▶ DIRECTIONS:
Word for word, retype every entry in the listing.

Data listing:

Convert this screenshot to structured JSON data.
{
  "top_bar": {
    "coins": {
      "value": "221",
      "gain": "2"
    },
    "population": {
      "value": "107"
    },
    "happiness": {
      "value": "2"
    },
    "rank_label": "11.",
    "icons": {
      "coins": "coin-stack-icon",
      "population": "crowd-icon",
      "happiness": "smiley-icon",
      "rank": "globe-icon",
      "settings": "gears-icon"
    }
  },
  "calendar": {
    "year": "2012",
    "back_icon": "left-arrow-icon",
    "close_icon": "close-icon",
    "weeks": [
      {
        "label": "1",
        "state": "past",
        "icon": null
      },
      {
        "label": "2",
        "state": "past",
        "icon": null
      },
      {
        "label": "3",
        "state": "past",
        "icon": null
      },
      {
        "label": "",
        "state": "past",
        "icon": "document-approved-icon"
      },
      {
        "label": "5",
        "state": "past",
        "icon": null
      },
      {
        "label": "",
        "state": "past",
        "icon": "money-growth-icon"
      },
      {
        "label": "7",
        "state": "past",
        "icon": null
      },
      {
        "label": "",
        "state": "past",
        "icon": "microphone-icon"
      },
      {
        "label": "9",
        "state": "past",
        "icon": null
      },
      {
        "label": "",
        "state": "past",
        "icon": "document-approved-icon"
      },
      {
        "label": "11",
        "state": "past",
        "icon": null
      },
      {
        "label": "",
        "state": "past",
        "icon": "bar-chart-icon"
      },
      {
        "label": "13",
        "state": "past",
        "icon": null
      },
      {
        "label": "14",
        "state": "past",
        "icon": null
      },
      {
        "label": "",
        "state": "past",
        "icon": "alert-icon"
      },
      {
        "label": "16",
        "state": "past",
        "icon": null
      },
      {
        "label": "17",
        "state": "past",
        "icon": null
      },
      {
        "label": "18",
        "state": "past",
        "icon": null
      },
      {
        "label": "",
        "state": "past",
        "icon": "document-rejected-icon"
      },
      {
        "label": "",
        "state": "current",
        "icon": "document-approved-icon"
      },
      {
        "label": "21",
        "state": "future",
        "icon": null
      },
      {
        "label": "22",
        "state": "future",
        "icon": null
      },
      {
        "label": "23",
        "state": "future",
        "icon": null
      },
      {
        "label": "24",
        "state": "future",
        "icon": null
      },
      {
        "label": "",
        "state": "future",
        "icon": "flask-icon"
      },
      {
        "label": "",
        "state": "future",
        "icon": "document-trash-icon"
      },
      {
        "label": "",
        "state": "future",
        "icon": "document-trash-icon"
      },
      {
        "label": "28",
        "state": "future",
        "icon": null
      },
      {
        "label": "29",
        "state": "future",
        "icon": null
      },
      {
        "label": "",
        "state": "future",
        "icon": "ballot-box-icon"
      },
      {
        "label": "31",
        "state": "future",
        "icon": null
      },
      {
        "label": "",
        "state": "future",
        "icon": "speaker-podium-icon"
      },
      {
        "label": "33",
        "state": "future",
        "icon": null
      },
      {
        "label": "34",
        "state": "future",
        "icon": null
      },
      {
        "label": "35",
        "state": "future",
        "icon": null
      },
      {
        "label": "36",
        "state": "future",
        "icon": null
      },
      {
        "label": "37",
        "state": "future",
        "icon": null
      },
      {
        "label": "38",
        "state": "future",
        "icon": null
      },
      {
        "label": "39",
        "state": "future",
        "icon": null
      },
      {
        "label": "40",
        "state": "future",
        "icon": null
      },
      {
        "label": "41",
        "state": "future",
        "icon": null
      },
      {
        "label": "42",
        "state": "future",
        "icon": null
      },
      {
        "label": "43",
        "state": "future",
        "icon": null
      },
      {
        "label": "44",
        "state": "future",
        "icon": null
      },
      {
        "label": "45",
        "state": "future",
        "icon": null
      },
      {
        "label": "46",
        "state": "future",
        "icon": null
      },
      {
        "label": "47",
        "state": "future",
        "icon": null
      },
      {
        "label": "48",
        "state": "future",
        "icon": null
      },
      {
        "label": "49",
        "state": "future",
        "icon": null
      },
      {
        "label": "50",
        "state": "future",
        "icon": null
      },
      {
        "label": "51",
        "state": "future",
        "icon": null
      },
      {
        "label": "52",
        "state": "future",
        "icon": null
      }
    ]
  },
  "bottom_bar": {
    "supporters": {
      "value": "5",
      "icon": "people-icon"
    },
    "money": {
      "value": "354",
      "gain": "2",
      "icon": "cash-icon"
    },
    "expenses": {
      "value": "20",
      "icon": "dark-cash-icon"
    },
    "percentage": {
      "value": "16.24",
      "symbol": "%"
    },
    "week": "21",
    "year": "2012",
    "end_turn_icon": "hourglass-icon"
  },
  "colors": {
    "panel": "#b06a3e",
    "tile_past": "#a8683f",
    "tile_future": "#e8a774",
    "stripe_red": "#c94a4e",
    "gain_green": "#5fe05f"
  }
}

▶ FULL RESPONSE:
Convert this screenshot to structured JSON data.
{
  "top_bar": {
    "coins": {
      "value": "221",
      "gain": "2"
    },
    "population": {
      "value": "107"
    },
    "happiness": {
      "value": "2"
    },
    "rank_label": "11.",
    "icons": {
      "coins": "coin-stack-icon",
      "population": "crowd-icon",
      "happiness": "smiley-icon",
      "rank": "globe-icon",
      "settings": "gears-icon"
    }
  },
  "calendar": {
    "year": "2012",
    "back_icon": "left-arrow-icon",
    "close_icon": "close-icon",
    "weeks": [
      {
        "label": "1",
        "state": "past",
        "icon": null
      },
      {
        "label": "2",
        "state": "past",
        "icon": null
      },
      {
        "label": "3",
        "state": "past",
        "icon": null
      },
      {
        "label": "",
        "state": "past",
        "icon": "document-approved-icon"
      },
      {
        "label": "5",
        "state": "past",
        "icon": null
      },
      {
        "label": "",
        "state": "past",
        "icon": "money-growth-icon"
      },
      {
        "label": "7",
        "state": "past",
        "icon": null
      },
      {
        "label": "",
        "state": "past",
        "icon": "microphone-icon"
      },
      {
        "label": "9",
        "state": "past",
        "icon": null
      },
      {
        "label": "",
        "state": "past",
        "icon": "document-approved-icon"
      },
      {
        "label": "11",
        "state": "past",
        "icon": null
      },
      {
        "label": "",
        "state": "past",
        "icon": "bar-chart-icon"
      },
      {
        "label": "13",
        "state": "past",
        "icon": null
      },
      {
        "label": "14",
        "state": "past",
        "icon": null
      },
      {
        "label": "",
        "state": "past",
        "icon": "alert-icon"
      },
      {
        "label": "16",
        "state": "past",
        "icon": null
      },
      {
        "label": "17",
        "state": "past",
        "icon": null
      },
      {
        "label": "18",
        "state": "past",
        "icon": null
      },
      {
        "label": "",
        "state": "past",
        "icon": "document-rejected-icon"
      },
      {
        "label": "",
        "state": "current",
        "icon": "document-approved-icon"
      },
      {
        "label": "21",
        "state": "future",
        "icon": null
      },
      {
        "label": "22",
        "state": "future",
        "icon": null
      },
      {
        "label": "23",
        "state": "future",
        "icon": null
      },
      {
        "label": "24",
        "state": "future",
        "icon": null
      },
      {
        "label": "",
        "state": "future",
        "icon": "flask-icon"
      },
      {
        "label": "",
        "state": "future",
        "icon": "document-trash-icon"
      },
      {
        "label": "",
        "state": "future",
        "icon": "document-trash-icon"
      },
      {
        "label": "28",
        "state": "future",
        "icon": null
      },
      {
        "label": "29",
        "state": "future",
        "icon": null
      },
      {
        "label": "",
        "state": "future",
        "icon": "ballot-box-icon"
      },
      {
        "label": "31",
        "state": "future",
        "icon": null
      },
      {
        "label": "",
        "state": "future",
        "icon": "speaker-podium-icon"
      },
      {
        "label": "33",
        "state": "future",
        "icon": null
      },
      {
        "label": "34",
        "state": "future",
        "icon": null
      },
      {
        "label": "35",
        "state": "future",
        "icon": null
      },
      {
        "label": "36",
        "state": "future",
        "icon": null
      },
      {
        "label": "37",
        "state": "future",
        "icon": null
      },
      {
        "label": "38",
        "state": "future",
        "icon": null
      },
      {
        "label": "39",
        "state": "future",
        "icon": null
      },
      {
        "label": "40",
        "state": "future",
        "icon": null
      },
      {
        "label": "41",
        "state": "future",
        "icon": null
      },
      {
        "label": "42",
        "state": "future",
        "icon": null
      },
      {
        "label": "43",
        "state": "future",
        "icon": null
      },
      {
        "label": "44",
        "state": "future",
        "icon": null
      },
      {
        "label": "45",
        "state": "future",
        "icon": null
      },
      {
        "label": "46",
        "state": "future",
        "icon": null
      },
      {
        "label": "47",
        "state": "future",
        "icon": null
      },
      {
        "label": "48",
        "state": "future",
        "icon": null
      },
      {
        "label": "49",
        "state": "future",
        "icon": null
      },
      {
        "label": "50",
        "state": "future",
        "icon": null
      },
      {
        "label": "51",
        "state": "future",
        "icon": null
      },
      {
        "label": "52",
        "state": "future",
        "icon": null
      }
    ]
  },
  "bottom_bar": {
    "supporters": {
      "value": "5",
      "icon": "people-icon"
    },
    "money": {
      "value": "354",
      "gain": "2",
      "icon": "cash-icon"
    },
    "expenses": {
      "value": "20",
      "icon": "dark-cash-icon"
    },
    "percentage": {
      "value": "16.24",
      "symbol": "%"
    },
    "week": "21",
    "year": "2012",
    "end_turn_icon": "hourglass-icon"
  },
  "colors": {
    "panel": "#b06a3e",
    "tile_past": "#a8683f",
    "tile_future": "#e8a774",
    "stripe_red": "#c94a4e",
    "gain_green": "#5fe05f"
  }
}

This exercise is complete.